◆ WHAT YOU SHOULD DO ◆
In the article on natural selection and evolvability, rewrite the part starting at "A new study, published" and ending at "able to evolve.", changing "race" to "contest".

◆ PROVIDED PASSAGE ◆
+-------+

Everywhere we look in the natural world, there's evidence of natural selection: the resin armor of a lodgepole pine cone evolved to defend against seed-hungry birds and squirrels; the long neck of a giraffe was evolutionarily favored for reaching high vegetation that the competition can't touch. We know that natural selection shapes how animals and plants evolve and adapt. But does natural selection also influence an organism's very capacity to evolve? And if so, to what degree?
A new study, published December 4 in Science, hints at some surprising answers to that question. A team of researchers led by Andreas Wagner of the University of Zurich and the Santa Fe Institute, subjected populations of a yellow fluorescent protein from a marine invertebrate to different types of selection pressure -- weak and strong -- to find out which one enhances evolvability more effectively. The evolutionary end goal in the experiment was to get the protein populations to evolve from yellow fluorescence to green. The team found that the group under strong selection won the green evolution race, because those populations underwent mutations that made them more robust -- and therefore better able to evolve.

+-------+

◆ EXTRACTED MATERIAL ◆
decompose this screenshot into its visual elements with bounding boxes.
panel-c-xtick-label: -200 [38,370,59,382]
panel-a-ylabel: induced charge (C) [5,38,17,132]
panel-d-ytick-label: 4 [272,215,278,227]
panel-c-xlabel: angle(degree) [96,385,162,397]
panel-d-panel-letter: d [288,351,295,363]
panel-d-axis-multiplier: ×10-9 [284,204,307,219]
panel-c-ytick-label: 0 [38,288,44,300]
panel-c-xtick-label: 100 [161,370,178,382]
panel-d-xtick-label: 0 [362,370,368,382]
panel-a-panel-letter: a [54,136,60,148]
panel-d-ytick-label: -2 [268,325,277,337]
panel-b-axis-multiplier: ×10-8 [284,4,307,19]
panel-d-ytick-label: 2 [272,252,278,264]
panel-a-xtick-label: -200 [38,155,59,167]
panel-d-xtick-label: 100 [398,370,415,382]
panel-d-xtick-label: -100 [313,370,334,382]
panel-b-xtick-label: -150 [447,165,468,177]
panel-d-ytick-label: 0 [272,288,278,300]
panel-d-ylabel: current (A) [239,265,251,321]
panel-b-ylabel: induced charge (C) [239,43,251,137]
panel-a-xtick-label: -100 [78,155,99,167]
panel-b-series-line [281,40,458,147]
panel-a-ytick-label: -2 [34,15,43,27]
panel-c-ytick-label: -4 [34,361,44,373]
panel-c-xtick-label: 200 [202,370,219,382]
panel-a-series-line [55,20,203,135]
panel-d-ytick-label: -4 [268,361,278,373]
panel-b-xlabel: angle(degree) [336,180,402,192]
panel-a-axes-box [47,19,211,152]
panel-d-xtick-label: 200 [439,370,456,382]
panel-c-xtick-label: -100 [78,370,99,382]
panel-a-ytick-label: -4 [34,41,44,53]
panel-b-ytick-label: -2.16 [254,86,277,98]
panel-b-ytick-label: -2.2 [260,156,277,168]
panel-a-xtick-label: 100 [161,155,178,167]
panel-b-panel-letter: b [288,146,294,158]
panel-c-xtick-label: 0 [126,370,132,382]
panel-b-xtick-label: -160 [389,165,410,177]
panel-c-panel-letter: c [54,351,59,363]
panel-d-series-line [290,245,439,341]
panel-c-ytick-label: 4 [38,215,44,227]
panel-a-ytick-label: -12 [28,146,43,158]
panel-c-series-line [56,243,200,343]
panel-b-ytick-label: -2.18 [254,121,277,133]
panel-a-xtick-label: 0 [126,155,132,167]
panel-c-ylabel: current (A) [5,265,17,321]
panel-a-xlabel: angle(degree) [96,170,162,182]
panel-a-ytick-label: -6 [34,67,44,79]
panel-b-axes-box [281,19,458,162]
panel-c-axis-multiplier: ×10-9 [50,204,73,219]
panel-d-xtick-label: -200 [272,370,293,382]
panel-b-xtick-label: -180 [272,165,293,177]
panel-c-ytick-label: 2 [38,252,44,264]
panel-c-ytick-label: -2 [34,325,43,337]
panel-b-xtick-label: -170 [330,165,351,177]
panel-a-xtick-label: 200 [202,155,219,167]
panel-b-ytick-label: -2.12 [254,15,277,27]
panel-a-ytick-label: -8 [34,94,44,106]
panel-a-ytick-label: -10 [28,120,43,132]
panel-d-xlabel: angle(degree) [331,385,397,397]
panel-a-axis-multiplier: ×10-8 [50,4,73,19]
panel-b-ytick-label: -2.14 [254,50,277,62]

+-------+

◆ ANSWER BOX ◆
A new study, published December 4 in Science, hints at some surprising answers to that question. A team of researchers led by Andreas Wagner of the University of Zurich and the Santa Fe Institute, subjected populations of a yellow fluorescent protein from a marine invertebrate to different types of selection pressure -- weak and strong -- to find out which one enhances evolvability more effectively. The evolutionary end goal in the experiment was to get the protein populations to evolve from yellow fluorescence to green. The team found that the group under strong selection won the green evolution contest, because those populations underwent mutations that made them more robust -- and therefore better able to evolve.